● WHAT THE TASK ASKS
Transcribe all of the material below word for word and leave out its pictures.

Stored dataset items
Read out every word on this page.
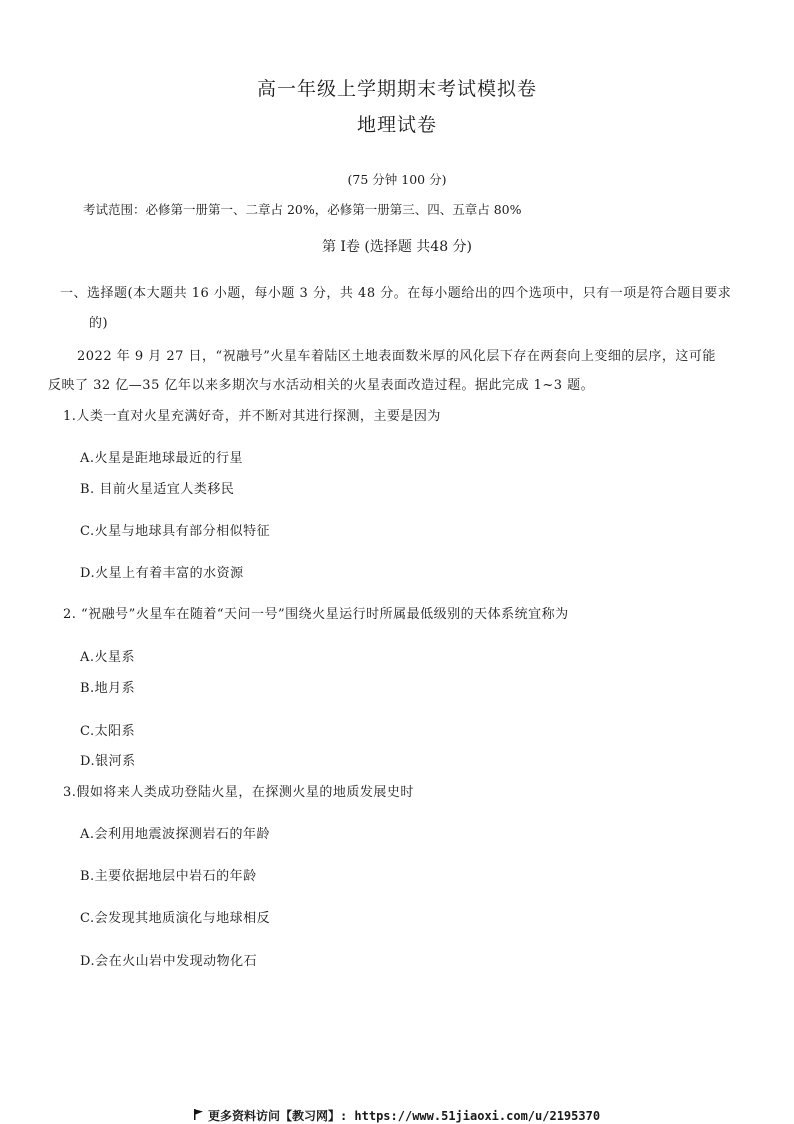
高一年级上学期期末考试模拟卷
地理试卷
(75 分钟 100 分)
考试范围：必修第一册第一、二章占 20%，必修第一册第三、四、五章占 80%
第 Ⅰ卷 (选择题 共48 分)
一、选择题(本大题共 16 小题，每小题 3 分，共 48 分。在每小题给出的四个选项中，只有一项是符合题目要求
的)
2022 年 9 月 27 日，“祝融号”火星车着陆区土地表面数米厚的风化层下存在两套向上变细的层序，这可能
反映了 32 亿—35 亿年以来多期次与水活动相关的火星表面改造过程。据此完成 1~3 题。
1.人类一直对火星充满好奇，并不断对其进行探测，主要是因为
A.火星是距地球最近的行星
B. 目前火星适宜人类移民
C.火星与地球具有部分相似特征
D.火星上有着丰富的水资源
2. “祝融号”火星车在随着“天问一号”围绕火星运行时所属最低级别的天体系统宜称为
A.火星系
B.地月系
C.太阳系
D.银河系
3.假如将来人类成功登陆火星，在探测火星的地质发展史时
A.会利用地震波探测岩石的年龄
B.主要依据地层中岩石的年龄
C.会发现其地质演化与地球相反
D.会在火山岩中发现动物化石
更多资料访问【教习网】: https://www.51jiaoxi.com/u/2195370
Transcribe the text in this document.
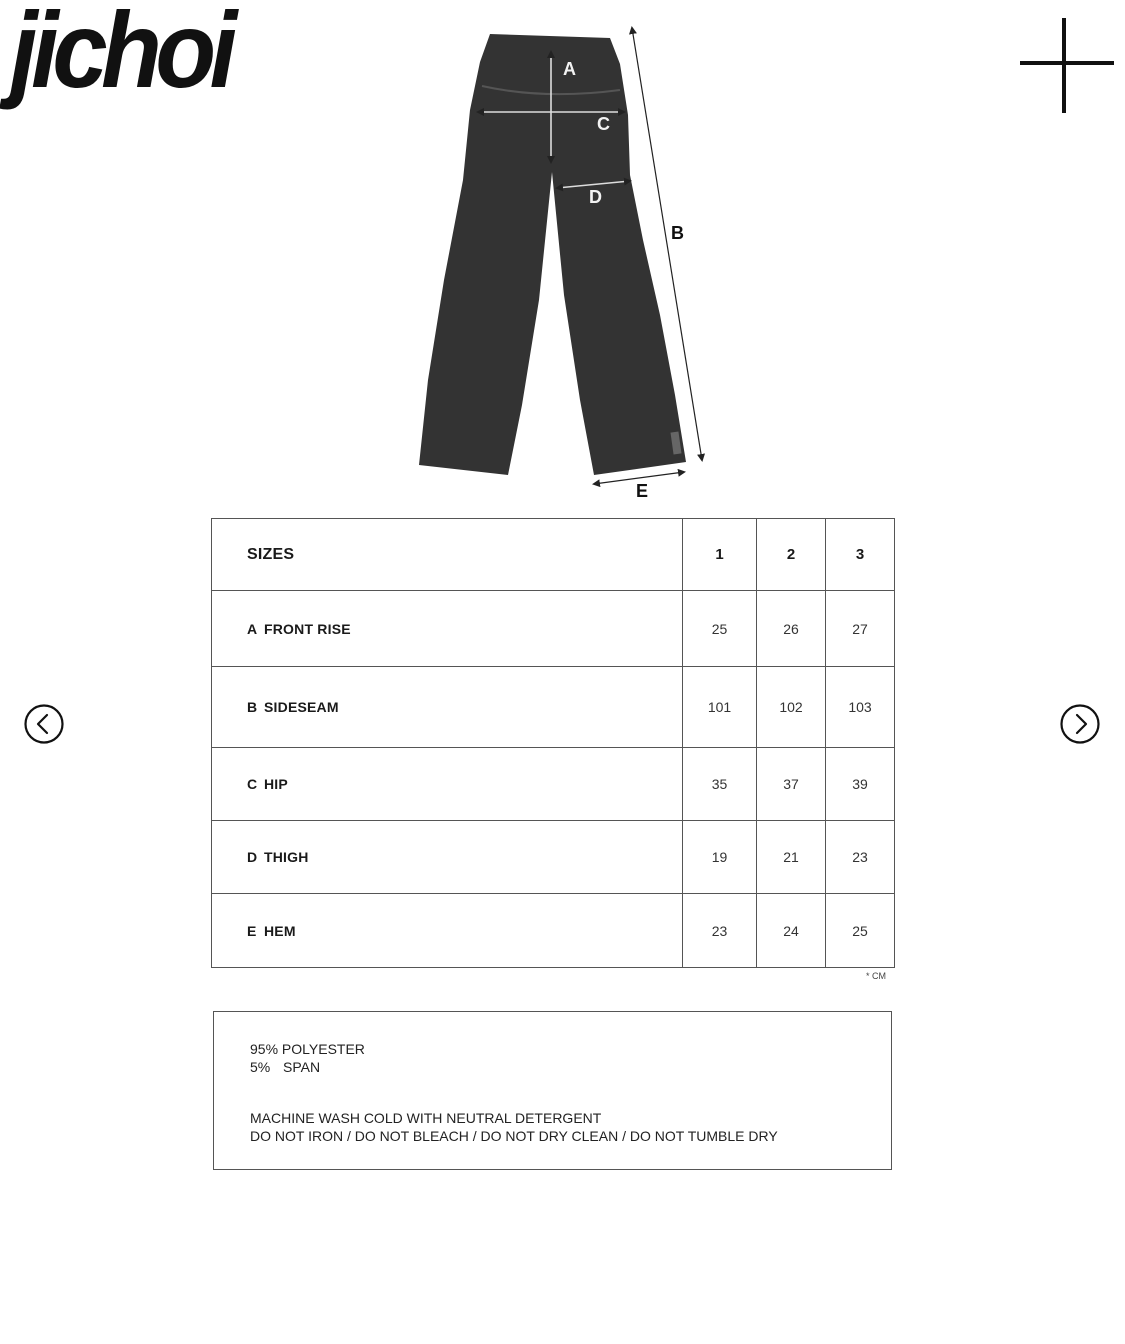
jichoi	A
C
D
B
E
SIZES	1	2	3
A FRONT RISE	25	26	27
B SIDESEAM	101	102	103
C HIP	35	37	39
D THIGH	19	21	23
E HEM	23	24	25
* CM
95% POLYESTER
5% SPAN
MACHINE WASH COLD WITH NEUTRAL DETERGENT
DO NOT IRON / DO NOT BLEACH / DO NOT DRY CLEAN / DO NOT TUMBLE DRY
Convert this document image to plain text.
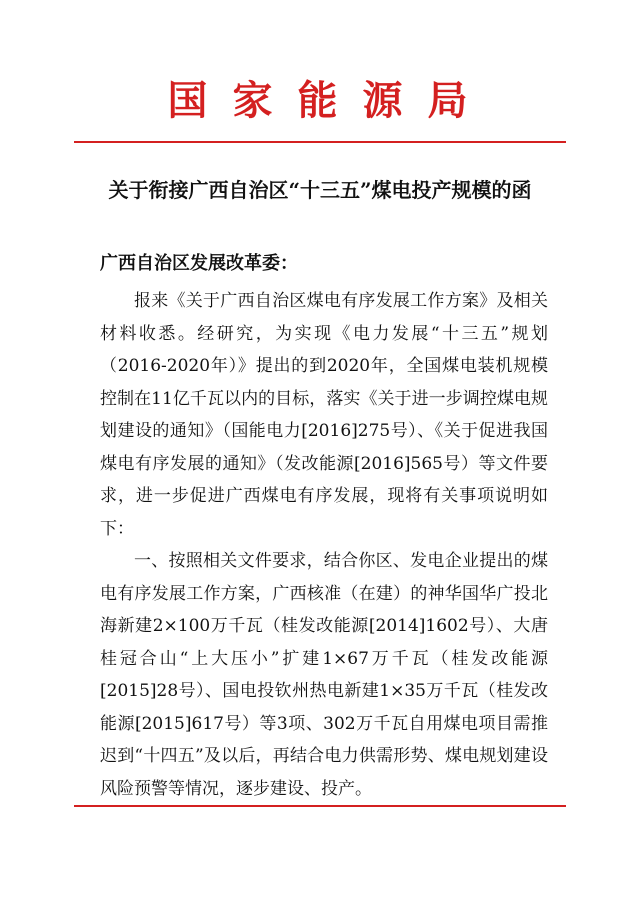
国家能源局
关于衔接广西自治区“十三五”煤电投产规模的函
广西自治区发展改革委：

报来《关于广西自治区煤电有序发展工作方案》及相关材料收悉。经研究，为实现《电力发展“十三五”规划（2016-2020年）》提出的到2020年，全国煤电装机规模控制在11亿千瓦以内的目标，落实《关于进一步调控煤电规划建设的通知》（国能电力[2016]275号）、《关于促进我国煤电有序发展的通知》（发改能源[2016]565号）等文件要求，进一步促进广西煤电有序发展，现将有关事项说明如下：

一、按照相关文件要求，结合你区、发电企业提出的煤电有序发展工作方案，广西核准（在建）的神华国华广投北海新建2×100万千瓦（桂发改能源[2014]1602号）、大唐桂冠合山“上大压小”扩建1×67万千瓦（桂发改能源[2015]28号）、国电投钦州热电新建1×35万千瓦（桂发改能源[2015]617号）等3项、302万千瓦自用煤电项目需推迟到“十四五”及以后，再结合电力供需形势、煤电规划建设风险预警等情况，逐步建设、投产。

● TASK OUTPUT
Read out every word on this page.
高一年级上学期期末考试模拟卷
地理试卷
(75 分钟 100 分)
考试范围：必修第一册第一、二章占 20%，必修第一册第三、四、五章占 80%
第 Ⅰ卷 (选择题 共48 分)
一、选择题(本大题共 16 小题，每小题 3 分，共 48 分。在每小题给出的四个选项中，只有一项是符合题目要求
的)
2022 年 9 月 27 日，“祝融号”火星车着陆区土地表面数米厚的风化层下存在两套向上变细的层序，这可能
反映了 32 亿—35 亿年以来多期次与水活动相关的火星表面改造过程。据此完成 1~3 题。
1.人类一直对火星充满好奇，并不断对其进行探测，主要是因为
A.火星是距地球最近的行星
B. 目前火星适宜人类移民
C.火星与地球具有部分相似特征
D.火星上有着丰富的水资源
2. “祝融号”火星车在随着“天问一号”围绕火星运行时所属最低级别的天体系统宜称为
A.火星系
B.地月系
C.太阳系
D.银河系
3.假如将来人类成功登陆火星，在探测火星的地质发展史时
A.会利用地震波探测岩石的年龄
B.主要依据地层中岩石的年龄
C.会发现其地质演化与地球相反
D.会在火山岩中发现动物化石
更多资料访问【教习网】: https://www.51jiaoxi.com/u/2195370
Transcribe the text in this document.
jichoi	A
C
D
B
E
SIZES	1	2	3
A FRONT RISE	25	26	27
B SIDESEAM	101	102	103
C HIP	35	37	39
D THIGH	19	21	23
E HEM	23	24	25
* CM
95% POLYESTER
5% SPAN
MACHINE WASH COLD WITH NEUTRAL DETERGENT
DO NOT IRON / DO NOT BLEACH / DO NOT DRY CLEAN / DO NOT TUMBLE DRY
Convert this document image to plain text.
国家能源局
关于衔接广西自治区“十三五”煤电投产规模的函
广西自治区发展改革委：

报来《关于广西自治区煤电有序发展工作方案》及相关材料收悉。经研究，为实现《电力发展“十三五”规划（2016-2020年）》提出的到2020年，全国煤电装机规模控制在11亿千瓦以内的目标，落实《关于进一步调控煤电规划建设的通知》（国能电力[2016]275号）、《关于促进我国煤电有序发展的通知》（发改能源[2016]565号）等文件要求，进一步促进广西煤电有序发展，现将有关事项说明如下：

一、按照相关文件要求，结合你区、发电企业提出的煤电有序发展工作方案，广西核准（在建）的神华国华广投北海新建2×100万千瓦（桂发改能源[2014]1602号）、大唐桂冠合山“上大压小”扩建1×67万千瓦（桂发改能源[2015]28号）、国电投钦州热电新建1×35万千瓦（桂发改能源[2015]617号）等3项、302万千瓦自用煤电项目需推迟到“十四五”及以后，再结合电力供需形势、煤电规划建设风险预警等情况，逐步建设、投产。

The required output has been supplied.